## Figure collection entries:
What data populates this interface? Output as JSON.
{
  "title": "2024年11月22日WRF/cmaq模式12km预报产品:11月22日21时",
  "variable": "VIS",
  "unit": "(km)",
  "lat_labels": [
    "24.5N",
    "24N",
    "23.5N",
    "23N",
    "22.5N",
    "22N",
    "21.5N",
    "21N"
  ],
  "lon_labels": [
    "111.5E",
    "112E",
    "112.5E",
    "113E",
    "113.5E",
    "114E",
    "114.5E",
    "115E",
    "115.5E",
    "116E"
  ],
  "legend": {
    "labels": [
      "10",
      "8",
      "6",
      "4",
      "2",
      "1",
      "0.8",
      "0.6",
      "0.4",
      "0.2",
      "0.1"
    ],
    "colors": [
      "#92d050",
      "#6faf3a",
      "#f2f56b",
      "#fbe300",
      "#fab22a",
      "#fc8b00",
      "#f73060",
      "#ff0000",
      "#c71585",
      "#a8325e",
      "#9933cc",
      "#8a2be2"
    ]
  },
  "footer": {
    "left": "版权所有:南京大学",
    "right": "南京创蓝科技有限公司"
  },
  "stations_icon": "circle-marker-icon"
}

## GOAL OF THE EXERCISE:
Repeat each record exactly. Omit nothing.

## WRITTEN RESPONSE:
What data populates this interface? Output as JSON.
{
  "title": "2024年11月22日WRF/cmaq模式12km预报产品:11月22日21时",
  "variable": "VIS",
  "unit": "(km)",
  "lat_labels": [
    "24.5N",
    "24N",
    "23.5N",
    "23N",
    "22.5N",
    "22N",
    "21.5N",
    "21N"
  ],
  "lon_labels": [
    "111.5E",
    "112E",
    "112.5E",
    "113E",
    "113.5E",
    "114E",
    "114.5E",
    "115E",
    "115.5E",
    "116E"
  ],
  "legend": {
    "labels": [
      "10",
      "8",
      "6",
      "4",
      "2",
      "1",
      "0.8",
      "0.6",
      "0.4",
      "0.2",
      "0.1"
    ],
    "colors": [
      "#92d050",
      "#6faf3a",
      "#f2f56b",
      "#fbe300",
      "#fab22a",
      "#fc8b00",
      "#f73060",
      "#ff0000",
      "#c71585",
      "#a8325e",
      "#9933cc",
      "#8a2be2"
    ]
  },
  "footer": {
    "left": "版权所有:南京大学",
    "right": "南京创蓝科技有限公司"
  },
  "stations_icon": "circle-marker-icon"
}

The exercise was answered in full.